#### Selected passage:
= = = = = = =

Supervised learning for weather prediction model using global meteorological data
Supervised learning for weather prediction model using global meteorological data
Date
2025
Authors
Kabila, Francis Edrias
Journal Title
Journal ISSN
Volume Title
Publisher
Makerere University
Abstract
Accurate weather prediction plays a crucial role in the stability and safety of diverse sectors
such as agriculture, transportation, energy management, and disaster response. NWP
models, which use complex physical equations to simulate atmospheric processes, have
long been the foundation of weather forecasting. Despite their successes, these models
require extensive computational resources and depend heavily on dense, high-quality
observational data, often lacking in many regions, especially across Africa. This research
explores the potential of supervised machine learning as an alternative, data-driven
approach to address these limitations by efficiently modeling complex, nonlinear
relationships in global meteorological data.
The study focuses on developing a supervised learning model capable of classifying
weather into 15 distinct categories using an extensive dataset comprising 8,141
observations from 24 African countries. The key objectives included optimizing the
predictive model, identifying the meteorological variables most influential to classification
accuracy, rigorously assessing model performance through metrics like accuracy and the
F1-score, validating the model’s robustness across diverse African climates, and generating
practical insights for forecasting and climate research.

= = = = = = =

#### Data lines:
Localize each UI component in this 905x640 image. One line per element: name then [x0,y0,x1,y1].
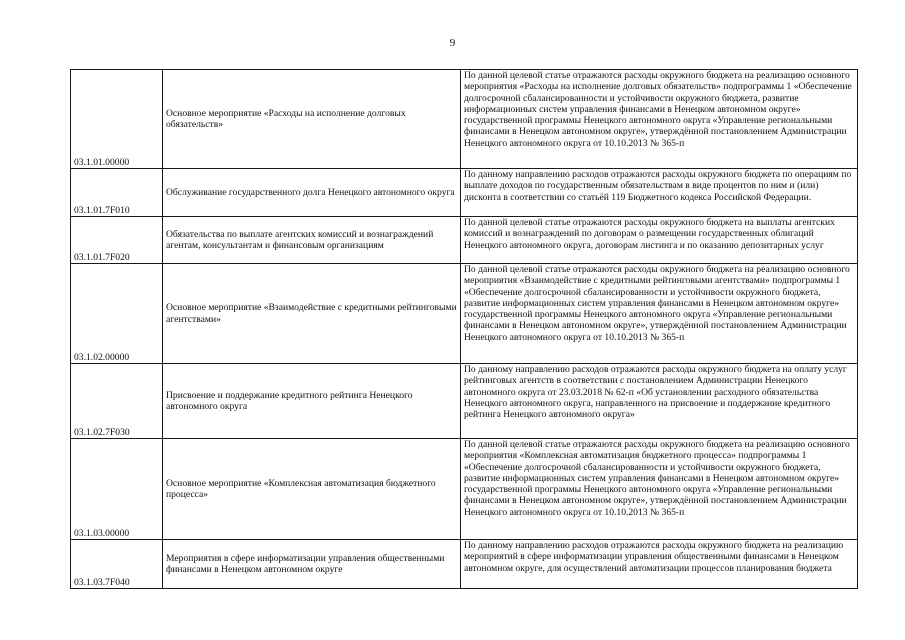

= = = = = = =

#### Required tasks:
A: Copy out the section of the weather prediction abstract that begins with the words containing "The study focuses" and ends with "and climate research.".
B: According to the weather prediction abstract, into how many distinct categories does the supervised learning model classify weather?
The listing has no connection to the weather prediction abstract.

#### Responses to the exercise:
A:
The study focuses on developing a supervised learning model capable of classifying
weather into 15 distinct categories using an extensive dataset comprising 8,141
observations from 24 African countries. The key objectives included optimizing the
predictive model, identifying the meteorological variables most influential to classification
accuracy, rigorously assessing model performance through metrics like accuracy and the
F1-score, validating the model’s robustness across diverse African climates, and generating
practical insights for forecasting and climate research.

B: 15 distinct categories.